Problem statement: In the entries, find all lines that hold the word "panel" and copy them.

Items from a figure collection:
■ ■ ■ ■

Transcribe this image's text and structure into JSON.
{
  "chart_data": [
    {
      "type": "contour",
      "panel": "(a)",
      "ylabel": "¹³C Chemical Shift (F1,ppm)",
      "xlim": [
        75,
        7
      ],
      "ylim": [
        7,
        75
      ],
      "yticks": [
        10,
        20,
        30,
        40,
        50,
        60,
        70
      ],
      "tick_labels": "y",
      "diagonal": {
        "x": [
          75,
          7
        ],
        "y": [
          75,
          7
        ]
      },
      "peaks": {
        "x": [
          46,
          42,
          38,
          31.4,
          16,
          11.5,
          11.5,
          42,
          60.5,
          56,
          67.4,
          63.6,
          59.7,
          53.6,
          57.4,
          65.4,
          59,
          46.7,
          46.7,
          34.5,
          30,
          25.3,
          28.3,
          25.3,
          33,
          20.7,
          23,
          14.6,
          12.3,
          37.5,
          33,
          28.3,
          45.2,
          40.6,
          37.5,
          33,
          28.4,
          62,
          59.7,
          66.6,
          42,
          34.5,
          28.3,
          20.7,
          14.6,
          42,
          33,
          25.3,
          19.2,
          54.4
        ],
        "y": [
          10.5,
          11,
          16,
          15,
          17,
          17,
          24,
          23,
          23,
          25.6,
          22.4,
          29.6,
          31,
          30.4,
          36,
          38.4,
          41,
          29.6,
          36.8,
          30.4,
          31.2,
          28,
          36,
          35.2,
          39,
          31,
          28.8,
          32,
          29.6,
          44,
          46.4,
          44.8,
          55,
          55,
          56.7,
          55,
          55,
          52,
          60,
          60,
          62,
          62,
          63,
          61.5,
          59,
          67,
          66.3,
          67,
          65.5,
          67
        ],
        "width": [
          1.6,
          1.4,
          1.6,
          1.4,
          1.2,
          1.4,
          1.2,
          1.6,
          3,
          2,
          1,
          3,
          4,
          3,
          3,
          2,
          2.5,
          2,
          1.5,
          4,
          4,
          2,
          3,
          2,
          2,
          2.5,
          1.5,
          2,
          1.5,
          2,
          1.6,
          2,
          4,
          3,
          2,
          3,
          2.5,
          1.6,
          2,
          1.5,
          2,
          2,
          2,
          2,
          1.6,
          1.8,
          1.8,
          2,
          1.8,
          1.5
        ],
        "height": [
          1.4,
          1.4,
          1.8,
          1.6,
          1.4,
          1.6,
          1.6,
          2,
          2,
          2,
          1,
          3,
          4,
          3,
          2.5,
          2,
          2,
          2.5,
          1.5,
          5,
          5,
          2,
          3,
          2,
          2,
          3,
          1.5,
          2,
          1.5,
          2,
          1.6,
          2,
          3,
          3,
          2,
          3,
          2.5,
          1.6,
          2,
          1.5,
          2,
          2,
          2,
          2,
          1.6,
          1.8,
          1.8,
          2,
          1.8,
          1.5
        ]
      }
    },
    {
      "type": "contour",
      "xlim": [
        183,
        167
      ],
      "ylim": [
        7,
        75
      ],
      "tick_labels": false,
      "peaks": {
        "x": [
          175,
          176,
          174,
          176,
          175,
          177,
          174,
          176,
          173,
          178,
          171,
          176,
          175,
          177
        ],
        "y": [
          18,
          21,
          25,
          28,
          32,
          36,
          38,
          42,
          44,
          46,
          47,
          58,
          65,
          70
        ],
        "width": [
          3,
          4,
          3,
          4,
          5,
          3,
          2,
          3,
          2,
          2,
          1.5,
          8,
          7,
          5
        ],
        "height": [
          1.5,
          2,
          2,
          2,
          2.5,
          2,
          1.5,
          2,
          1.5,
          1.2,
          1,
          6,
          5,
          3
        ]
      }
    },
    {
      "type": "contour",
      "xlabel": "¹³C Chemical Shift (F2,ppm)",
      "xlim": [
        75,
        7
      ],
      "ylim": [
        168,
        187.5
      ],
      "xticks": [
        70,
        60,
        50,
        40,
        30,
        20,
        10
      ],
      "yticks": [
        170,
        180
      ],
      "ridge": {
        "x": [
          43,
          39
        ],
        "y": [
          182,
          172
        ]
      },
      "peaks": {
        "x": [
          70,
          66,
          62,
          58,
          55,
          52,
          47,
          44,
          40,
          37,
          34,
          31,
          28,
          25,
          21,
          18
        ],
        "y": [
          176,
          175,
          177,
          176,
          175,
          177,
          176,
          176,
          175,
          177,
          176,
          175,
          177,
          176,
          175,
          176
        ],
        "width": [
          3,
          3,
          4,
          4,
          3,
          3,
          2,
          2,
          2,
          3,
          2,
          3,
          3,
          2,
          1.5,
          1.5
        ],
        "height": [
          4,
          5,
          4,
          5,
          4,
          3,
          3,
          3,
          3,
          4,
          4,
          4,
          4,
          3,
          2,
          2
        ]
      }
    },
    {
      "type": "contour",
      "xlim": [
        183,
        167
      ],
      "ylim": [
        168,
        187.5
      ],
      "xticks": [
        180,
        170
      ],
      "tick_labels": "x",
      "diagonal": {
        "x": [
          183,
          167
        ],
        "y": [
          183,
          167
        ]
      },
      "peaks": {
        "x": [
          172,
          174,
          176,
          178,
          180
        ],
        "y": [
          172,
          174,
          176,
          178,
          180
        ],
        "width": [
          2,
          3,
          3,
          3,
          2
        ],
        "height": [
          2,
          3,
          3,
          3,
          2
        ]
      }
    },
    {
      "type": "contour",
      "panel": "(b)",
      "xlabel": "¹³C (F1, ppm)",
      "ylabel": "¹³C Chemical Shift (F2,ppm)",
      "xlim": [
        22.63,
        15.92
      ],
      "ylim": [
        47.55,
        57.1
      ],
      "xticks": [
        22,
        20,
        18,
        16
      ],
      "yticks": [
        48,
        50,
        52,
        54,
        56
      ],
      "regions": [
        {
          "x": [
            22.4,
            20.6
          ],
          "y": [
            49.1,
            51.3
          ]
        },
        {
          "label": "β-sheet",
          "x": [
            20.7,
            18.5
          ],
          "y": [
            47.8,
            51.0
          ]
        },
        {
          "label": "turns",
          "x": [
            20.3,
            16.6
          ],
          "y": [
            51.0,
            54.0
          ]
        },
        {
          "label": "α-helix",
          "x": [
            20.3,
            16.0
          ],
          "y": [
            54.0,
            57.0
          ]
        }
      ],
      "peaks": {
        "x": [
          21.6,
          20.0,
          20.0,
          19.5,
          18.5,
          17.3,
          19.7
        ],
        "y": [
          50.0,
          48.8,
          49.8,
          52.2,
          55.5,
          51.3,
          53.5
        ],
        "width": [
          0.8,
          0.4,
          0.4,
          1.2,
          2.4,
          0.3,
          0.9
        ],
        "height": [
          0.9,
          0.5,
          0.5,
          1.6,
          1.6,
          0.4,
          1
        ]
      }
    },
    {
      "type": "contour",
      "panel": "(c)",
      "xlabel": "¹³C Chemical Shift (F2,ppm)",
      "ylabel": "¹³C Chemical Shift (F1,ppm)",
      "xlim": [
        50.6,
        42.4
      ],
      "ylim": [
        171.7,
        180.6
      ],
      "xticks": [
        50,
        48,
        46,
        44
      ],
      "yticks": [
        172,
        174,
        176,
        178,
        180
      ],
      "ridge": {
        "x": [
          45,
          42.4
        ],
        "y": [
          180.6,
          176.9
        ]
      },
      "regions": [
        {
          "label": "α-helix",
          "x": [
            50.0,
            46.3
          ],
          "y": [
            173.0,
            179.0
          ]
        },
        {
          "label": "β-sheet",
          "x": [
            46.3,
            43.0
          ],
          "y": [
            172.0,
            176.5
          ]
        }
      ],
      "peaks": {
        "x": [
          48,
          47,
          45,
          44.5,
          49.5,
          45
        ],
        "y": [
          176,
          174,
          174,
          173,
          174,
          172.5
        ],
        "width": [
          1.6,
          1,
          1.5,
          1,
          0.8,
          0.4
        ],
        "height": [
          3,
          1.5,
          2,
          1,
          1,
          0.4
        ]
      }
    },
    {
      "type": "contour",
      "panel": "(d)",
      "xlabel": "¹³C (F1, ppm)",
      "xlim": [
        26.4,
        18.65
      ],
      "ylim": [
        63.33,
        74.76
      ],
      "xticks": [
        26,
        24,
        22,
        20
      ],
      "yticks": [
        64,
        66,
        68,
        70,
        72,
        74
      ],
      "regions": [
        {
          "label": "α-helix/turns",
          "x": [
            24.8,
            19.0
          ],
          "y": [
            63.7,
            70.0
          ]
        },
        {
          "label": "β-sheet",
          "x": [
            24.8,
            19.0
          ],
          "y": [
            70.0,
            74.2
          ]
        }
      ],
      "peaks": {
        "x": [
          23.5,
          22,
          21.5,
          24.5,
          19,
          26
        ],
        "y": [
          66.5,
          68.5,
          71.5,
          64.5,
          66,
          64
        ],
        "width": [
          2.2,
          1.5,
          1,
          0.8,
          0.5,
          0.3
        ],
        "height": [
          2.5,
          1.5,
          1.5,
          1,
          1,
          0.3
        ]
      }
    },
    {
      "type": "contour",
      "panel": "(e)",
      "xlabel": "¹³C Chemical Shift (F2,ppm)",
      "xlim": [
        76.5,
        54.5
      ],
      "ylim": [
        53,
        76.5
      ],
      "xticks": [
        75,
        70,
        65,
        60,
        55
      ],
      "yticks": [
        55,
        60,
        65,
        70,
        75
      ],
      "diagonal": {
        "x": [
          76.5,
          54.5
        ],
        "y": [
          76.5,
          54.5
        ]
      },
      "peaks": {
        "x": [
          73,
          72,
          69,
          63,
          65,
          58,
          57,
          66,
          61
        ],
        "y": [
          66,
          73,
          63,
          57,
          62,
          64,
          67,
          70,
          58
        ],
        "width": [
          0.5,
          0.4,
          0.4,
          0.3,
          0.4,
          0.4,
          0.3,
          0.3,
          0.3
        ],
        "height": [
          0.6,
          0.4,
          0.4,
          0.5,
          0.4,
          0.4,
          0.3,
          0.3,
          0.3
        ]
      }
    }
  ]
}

■ ■ ■ ■

Written solution:
      "panel": "(a)",
      "panel": "(b)",
      "panel": "(c)",
      "panel": "(d)",
      "panel": "(e)",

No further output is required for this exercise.